▶ **SUPPLIED RECORDS**
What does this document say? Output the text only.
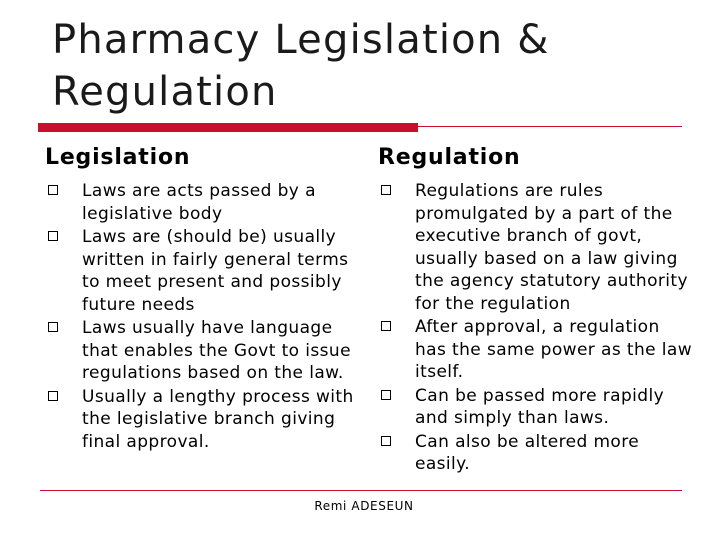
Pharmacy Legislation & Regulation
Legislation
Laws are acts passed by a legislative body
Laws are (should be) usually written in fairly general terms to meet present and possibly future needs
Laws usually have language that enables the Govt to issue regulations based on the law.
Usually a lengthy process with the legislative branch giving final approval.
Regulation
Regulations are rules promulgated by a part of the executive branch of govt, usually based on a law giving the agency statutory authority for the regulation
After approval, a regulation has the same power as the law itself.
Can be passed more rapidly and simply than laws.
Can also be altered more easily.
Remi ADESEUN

▶ **TASK REQUIREMENTS**
Pictures in the data above should not be copied; transcribe everything else exactly.

▶ **TASK RESULT**
What does this document say? Output the text only.
Pharmacy Legislation & Regulation
Legislation
Laws are acts passed by a legislative body
Laws are (should be) usually written in fairly general terms to meet present and possibly future needs
Laws usually have language that enables the Govt to issue regulations based on the law.
Usually a lengthy process with the legislative branch giving final approval.
Regulation
Regulations are rules promulgated by a part of the executive branch of govt, usually based on a law giving the agency statutory authority for the regulation
After approval, a regulation has the same power as the law itself.
Can be passed more rapidly and simply than laws.
Can also be altered more easily.
Remi ADESEUN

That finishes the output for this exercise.